** start of Exercise input **

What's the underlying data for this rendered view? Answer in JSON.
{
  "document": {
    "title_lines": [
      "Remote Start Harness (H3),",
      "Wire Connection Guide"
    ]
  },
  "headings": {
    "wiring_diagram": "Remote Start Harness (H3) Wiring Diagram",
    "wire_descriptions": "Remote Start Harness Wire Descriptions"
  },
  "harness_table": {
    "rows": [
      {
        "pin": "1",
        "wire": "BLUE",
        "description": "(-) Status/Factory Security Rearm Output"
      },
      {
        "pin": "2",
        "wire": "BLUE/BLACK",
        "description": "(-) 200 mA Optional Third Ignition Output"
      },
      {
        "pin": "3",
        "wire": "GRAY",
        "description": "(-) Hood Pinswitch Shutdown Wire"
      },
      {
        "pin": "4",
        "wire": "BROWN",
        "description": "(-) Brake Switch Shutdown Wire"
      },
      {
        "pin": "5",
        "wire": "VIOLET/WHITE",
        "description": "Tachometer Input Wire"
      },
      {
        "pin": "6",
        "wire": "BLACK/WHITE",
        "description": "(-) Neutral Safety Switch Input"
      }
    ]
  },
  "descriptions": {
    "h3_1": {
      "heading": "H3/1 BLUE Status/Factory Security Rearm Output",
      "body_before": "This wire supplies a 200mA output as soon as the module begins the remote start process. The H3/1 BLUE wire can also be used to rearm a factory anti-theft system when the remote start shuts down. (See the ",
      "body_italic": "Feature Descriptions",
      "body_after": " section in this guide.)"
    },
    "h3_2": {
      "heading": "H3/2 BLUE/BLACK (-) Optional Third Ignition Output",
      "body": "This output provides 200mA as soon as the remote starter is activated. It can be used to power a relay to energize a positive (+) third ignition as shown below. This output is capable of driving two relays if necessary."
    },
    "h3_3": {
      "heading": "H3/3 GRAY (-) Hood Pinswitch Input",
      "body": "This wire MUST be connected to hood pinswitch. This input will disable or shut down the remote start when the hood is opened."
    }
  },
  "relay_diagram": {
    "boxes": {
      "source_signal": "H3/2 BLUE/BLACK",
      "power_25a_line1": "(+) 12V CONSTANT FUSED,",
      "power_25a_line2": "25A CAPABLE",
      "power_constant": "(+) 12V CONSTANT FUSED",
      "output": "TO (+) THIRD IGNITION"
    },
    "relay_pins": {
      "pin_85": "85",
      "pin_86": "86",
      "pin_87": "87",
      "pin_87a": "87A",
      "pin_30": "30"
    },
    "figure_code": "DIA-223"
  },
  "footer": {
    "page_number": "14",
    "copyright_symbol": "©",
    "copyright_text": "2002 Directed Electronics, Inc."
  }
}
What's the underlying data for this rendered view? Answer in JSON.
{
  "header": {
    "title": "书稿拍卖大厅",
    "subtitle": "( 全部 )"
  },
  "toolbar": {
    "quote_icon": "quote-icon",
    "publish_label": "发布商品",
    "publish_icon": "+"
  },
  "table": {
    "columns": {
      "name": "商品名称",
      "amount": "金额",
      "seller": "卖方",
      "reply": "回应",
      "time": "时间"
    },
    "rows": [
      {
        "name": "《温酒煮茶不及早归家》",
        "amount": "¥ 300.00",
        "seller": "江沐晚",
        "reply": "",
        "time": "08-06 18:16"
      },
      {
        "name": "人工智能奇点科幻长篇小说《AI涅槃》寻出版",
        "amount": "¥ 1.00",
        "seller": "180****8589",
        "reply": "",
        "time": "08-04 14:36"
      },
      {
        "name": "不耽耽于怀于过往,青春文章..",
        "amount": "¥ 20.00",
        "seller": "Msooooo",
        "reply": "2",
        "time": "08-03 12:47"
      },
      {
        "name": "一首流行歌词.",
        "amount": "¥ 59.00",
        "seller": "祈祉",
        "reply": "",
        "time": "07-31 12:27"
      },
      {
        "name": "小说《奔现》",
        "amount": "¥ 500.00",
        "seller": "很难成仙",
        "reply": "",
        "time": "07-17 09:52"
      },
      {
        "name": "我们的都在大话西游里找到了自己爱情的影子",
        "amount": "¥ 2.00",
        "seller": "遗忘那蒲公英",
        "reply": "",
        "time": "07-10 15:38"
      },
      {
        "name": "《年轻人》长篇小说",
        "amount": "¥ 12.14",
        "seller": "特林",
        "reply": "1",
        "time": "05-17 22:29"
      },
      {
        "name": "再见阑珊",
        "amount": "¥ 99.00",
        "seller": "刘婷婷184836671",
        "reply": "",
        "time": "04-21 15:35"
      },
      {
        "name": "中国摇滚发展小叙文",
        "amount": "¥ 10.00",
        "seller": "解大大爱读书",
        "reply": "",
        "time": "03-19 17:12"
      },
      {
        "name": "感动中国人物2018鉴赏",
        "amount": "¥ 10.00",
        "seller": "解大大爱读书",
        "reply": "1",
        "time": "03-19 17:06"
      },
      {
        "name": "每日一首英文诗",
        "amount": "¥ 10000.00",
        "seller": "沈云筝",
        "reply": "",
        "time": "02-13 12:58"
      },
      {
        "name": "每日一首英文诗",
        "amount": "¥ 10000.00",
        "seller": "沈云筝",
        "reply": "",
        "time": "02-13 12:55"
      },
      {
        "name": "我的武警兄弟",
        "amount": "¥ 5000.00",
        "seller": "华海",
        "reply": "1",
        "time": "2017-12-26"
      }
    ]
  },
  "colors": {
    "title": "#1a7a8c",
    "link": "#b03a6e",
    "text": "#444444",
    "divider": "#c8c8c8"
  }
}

** end of Exercise input **

* Challenge: Copy out each record from above, exactly.

* Answer to the exercise:
What's the underlying data for this rendered view? Answer in JSON.
{
  "document": {
    "title_lines": [
      "Remote Start Harness (H3),",
      "Wire Connection Guide"
    ]
  },
  "headings": {
    "wiring_diagram": "Remote Start Harness (H3) Wiring Diagram",
    "wire_descriptions": "Remote Start Harness Wire Descriptions"
  },
  "harness_table": {
    "rows": [
      {
        "pin": "1",
        "wire": "BLUE",
        "description": "(-) Status/Factory Security Rearm Output"
      },
      {
        "pin": "2",
        "wire": "BLUE/BLACK",
        "description": "(-) 200 mA Optional Third Ignition Output"
      },
      {
        "pin": "3",
        "wire": "GRAY",
        "description": "(-) Hood Pinswitch Shutdown Wire"
      },
      {
        "pin": "4",
        "wire": "BROWN",
        "description": "(-) Brake Switch Shutdown Wire"
      },
      {
        "pin": "5",
        "wire": "VIOLET/WHITE",
        "description": "Tachometer Input Wire"
      },
      {
        "pin": "6",
        "wire": "BLACK/WHITE",
        "description": "(-) Neutral Safety Switch Input"
      }
    ]
  },
  "descriptions": {
    "h3_1": {
      "heading": "H3/1 BLUE Status/Factory Security Rearm Output",
      "body_before": "This wire supplies a 200mA output as soon as the module begins the remote start process. The H3/1 BLUE wire can also be used to rearm a factory anti-theft system when the remote start shuts down. (See the ",
      "body_italic": "Feature Descriptions",
      "body_after": " section in this guide.)"
    },
    "h3_2": {
      "heading": "H3/2 BLUE/BLACK (-) Optional Third Ignition Output",
      "body": "This output provides 200mA as soon as the remote starter is activated. It can be used to power a relay to energize a positive (+) third ignition as shown below. This output is capable of driving two relays if necessary."
    },
    "h3_3": {
      "heading": "H3/3 GRAY (-) Hood Pinswitch Input",
      "body": "This wire MUST be connected to hood pinswitch. This input will disable or shut down the remote start when the hood is opened."
    }
  },
  "relay_diagram": {
    "boxes": {
      "source_signal": "H3/2 BLUE/BLACK",
      "power_25a_line1": "(+) 12V CONSTANT FUSED,",
      "power_25a_line2": "25A CAPABLE",
      "power_constant": "(+) 12V CONSTANT FUSED",
      "output": "TO (+) THIRD IGNITION"
    },
    "relay_pins": {
      "pin_85": "85",
      "pin_86": "86",
      "pin_87": "87",
      "pin_87a": "87A",
      "pin_30": "30"
    },
    "figure_code": "DIA-223"
  },
  "footer": {
    "page_number": "14",
    "copyright_symbol": "©",
    "copyright_text": "2002 Directed Electronics, Inc."
  }
}
What's the underlying data for this rendered view? Answer in JSON.
{
  "header": {
    "title": "书稿拍卖大厅",
    "subtitle": "( 全部 )"
  },
  "toolbar": {
    "quote_icon": "quote-icon",
    "publish_label": "发布商品",
    "publish_icon": "+"
  },
  "table": {
    "columns": {
      "name": "商品名称",
      "amount": "金额",
      "seller": "卖方",
      "reply": "回应",
      "time": "时间"
    },
    "rows": [
      {
        "name": "《温酒煮茶不及早归家》",
        "amount": "¥ 300.00",
        "seller": "江沐晚",
        "reply": "",
        "time": "08-06 18:16"
      },
      {
        "name": "人工智能奇点科幻长篇小说《AI涅槃》寻出版",
        "amount": "¥ 1.00",
        "seller": "180****8589",
        "reply": "",
        "time": "08-04 14:36"
      },
      {
        "name": "不耽耽于怀于过往,青春文章..",
        "amount": "¥ 20.00",
        "seller": "Msooooo",
        "reply": "2",
        "time": "08-03 12:47"
      },
      {
        "name": "一首流行歌词.",
        "amount": "¥ 59.00",
        "seller": "祈祉",
        "reply": "",
        "time": "07-31 12:27"
      },
      {
        "name": "小说《奔现》",
        "amount": "¥ 500.00",
        "seller": "很难成仙",
        "reply": "",
        "time": "07-17 09:52"
      },
      {
        "name": "我们的都在大话西游里找到了自己爱情的影子",
        "amount": "¥ 2.00",
        "seller": "遗忘那蒲公英",
        "reply": "",
        "time": "07-10 15:38"
      },
      {
        "name": "《年轻人》长篇小说",
        "amount": "¥ 12.14",
        "seller": "特林",
        "reply": "1",
        "time": "05-17 22:29"
      },
      {
        "name": "再见阑珊",
        "amount": "¥ 99.00",
        "seller": "刘婷婷184836671",
        "reply": "",
        "time": "04-21 15:35"
      },
      {
        "name": "中国摇滚发展小叙文",
        "amount": "¥ 10.00",
        "seller": "解大大爱读书",
        "reply": "",
        "time": "03-19 17:12"
      },
      {
        "name": "感动中国人物2018鉴赏",
        "amount": "¥ 10.00",
        "seller": "解大大爱读书",
        "reply": "1",
        "time": "03-19 17:06"
      },
      {
        "name": "每日一首英文诗",
        "amount": "¥ 10000.00",
        "seller": "沈云筝",
        "reply": "",
        "time": "02-13 12:58"
      },
      {
        "name": "每日一首英文诗",
        "amount": "¥ 10000.00",
        "seller": "沈云筝",
        "reply": "",
        "time": "02-13 12:55"
      },
      {
        "name": "我的武警兄弟",
        "amount": "¥ 5000.00",
        "seller": "华海",
        "reply": "1",
        "time": "2017-12-26"
      }
    ]
  },
  "colors": {
    "title": "#1a7a8c",
    "link": "#b03a6e",
    "text": "#444444",
    "divider": "#c8c8c8"
  }
}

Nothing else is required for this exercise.